--- BEGIN ---
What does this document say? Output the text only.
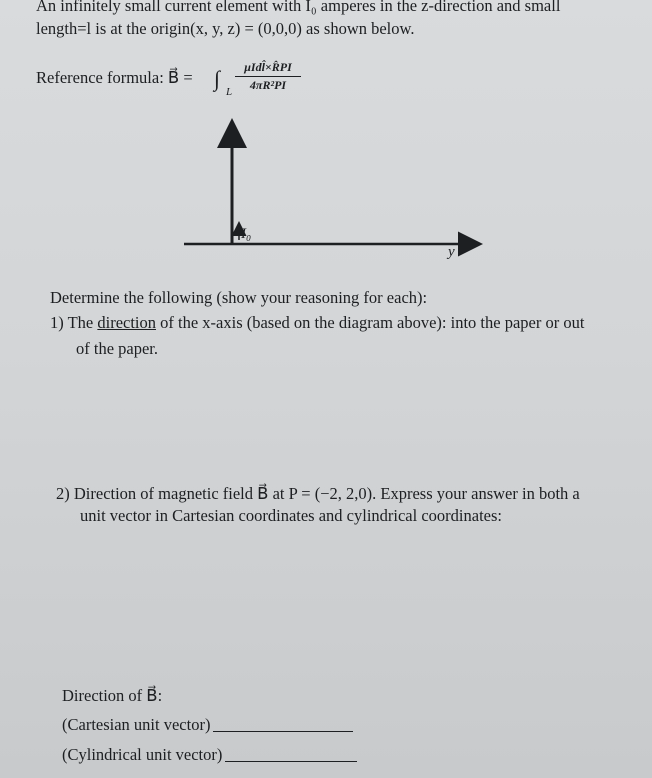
An infinitely small current element with I₀ amperes in the z-direction and small
length=l is at the origin(x, y, z) = (0,0,0) as shown below.
Reference formula: B⃗ = ∫
L
μIdl̂×R̂PI
4πR²PI
z
y
I₀
Determine the following (show your reasoning for each):
1) The direction of the x-axis (based on the diagram above): into the paper or out
of the paper.
2) Direction of magnetic field B⃗ at P = (−2, 2,0). Express your answer in both a
unit vector in Cartesian coordinates and cylindrical coordinates:
Direction of B⃗:
(Cartesian unit vector)
(Cylindrical unit vector)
--- END ---
Written task
Word for word, quote the lines above. Omit the pictures.

Final answer
What does this document say? Output the text only.
An infinitely small current element with I₀ amperes in the z-direction and small
length=l is at the origin(x, y, z) = (0,0,0) as shown below.
Reference formula: B⃗ = ∫
L
μIdl̂×R̂PI
4πR²PI
z
y
I₀
Determine the following (show your reasoning for each):
1) The direction of the x-axis (based on the diagram above): into the paper or out
of the paper.
2) Direction of magnetic field B⃗ at P = (−2, 2,0). Express your answer in both a
unit vector in Cartesian coordinates and cylindrical coordinates:
Direction of B⃗:
(Cartesian unit vector)
(Cylindrical unit vector)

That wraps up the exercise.